# Request:
Each entry here needs to be set down again exactly, please; pictures are left out.

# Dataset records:
-- begin --
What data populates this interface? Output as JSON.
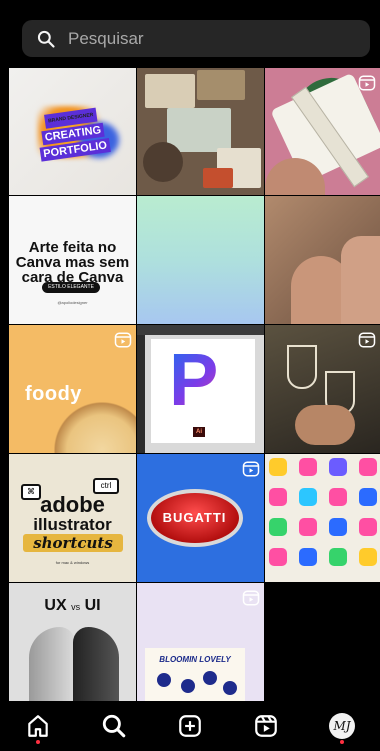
{
  "search": {
    "placeholder": "Pesquisar"
  },
  "grid": {
    "tiles": [
      {
        "id": 1,
        "lines": [
          "BRAND DESIGNER",
          "CREATING",
          "PORTFOLIO"
        ],
        "reel": false
      },
      {
        "id": 2,
        "reel": false
      },
      {
        "id": 3,
        "reel": true
      },
      {
        "id": 4,
        "headline": "Arte feita no Canva mas sem cara de Canva",
        "pill": "ESTILO ELEGANTE",
        "sub": "@apoliodesigner",
        "reel": false
      },
      {
        "id": 5,
        "reel": false
      },
      {
        "id": 6,
        "reel": false
      },
      {
        "id": 7,
        "logo": "foody",
        "reel": true
      },
      {
        "id": 8,
        "letter": "P",
        "ai": "Ai",
        "reel": false
      },
      {
        "id": 9,
        "reel": true
      },
      {
        "id": 10,
        "l1": "adobe",
        "l2": "illustrator",
        "l3": "shortcuts",
        "key1": "⌘",
        "key2": "ctrl",
        "foot": "for mac & windows",
        "reel": false
      },
      {
        "id": 11,
        "brand": "BUGATTI",
        "reel": true
      },
      {
        "id": 12,
        "reel": false
      },
      {
        "id": 13,
        "ux": "UX",
        "vs": "vs",
        "ui": "UI",
        "reel": false
      },
      {
        "id": 14,
        "text": "BLOOMIN LOVELY",
        "reel": true
      }
    ]
  },
  "nav": {
    "items": [
      "home-icon",
      "search-icon",
      "create-icon",
      "reels-icon",
      "profile-avatar"
    ],
    "avatar_text": "MJ"
  },
  "colors": {
    "background": "#000000",
    "search_bg": "#262626",
    "notification_dot": "#ff3040"
  }
}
-- end --
# Answer below:
What data populates this interface? Output as JSON.
{
  "search": {
    "placeholder": "Pesquisar"
  },
  "grid": {
    "tiles": [
      {
        "id": 1,
        "lines": [
          "BRAND DESIGNER",
          "CREATING",
          "PORTFOLIO"
        ],
        "reel": false
      },
      {
        "id": 2,
        "reel": false
      },
      {
        "id": 3,
        "reel": true
      },
      {
        "id": 4,
        "headline": "Arte feita no Canva mas sem cara de Canva",
        "pill": "ESTILO ELEGANTE",
        "sub": "@apoliodesigner",
        "reel": false
      },
      {
        "id": 5,
        "reel": false
      },
      {
        "id": 6,
        "reel": false
      },
      {
        "id": 7,
        "logo": "foody",
        "reel": true
      },
      {
        "id": 8,
        "letter": "P",
        "ai": "Ai",
        "reel": false
      },
      {
        "id": 9,
        "reel": true
      },
      {
        "id": 10,
        "l1": "adobe",
        "l2": "illustrator",
        "l3": "shortcuts",
        "key1": "⌘",
        "key2": "ctrl",
        "foot": "for mac & windows",
        "reel": false
      },
      {
        "id": 11,
        "brand": "BUGATTI",
        "reel": true
      },
      {
        "id": 12,
        "reel": false
      },
      {
        "id": 13,
        "ux": "UX",
        "vs": "vs",
        "ui": "UI",
        "reel": false
      },
      {
        "id": 14,
        "text": "BLOOMIN LOVELY",
        "reel": true
      }
    ]
  },
  "nav": {
    "items": [
      "home-icon",
      "search-icon",
      "create-icon",
      "reels-icon",
      "profile-avatar"
    ],
    "avatar_text": "MJ"
  },
  "colors": {
    "background": "#000000",
    "search_bg": "#262626",
    "notification_dot": "#ff3040"
  }
}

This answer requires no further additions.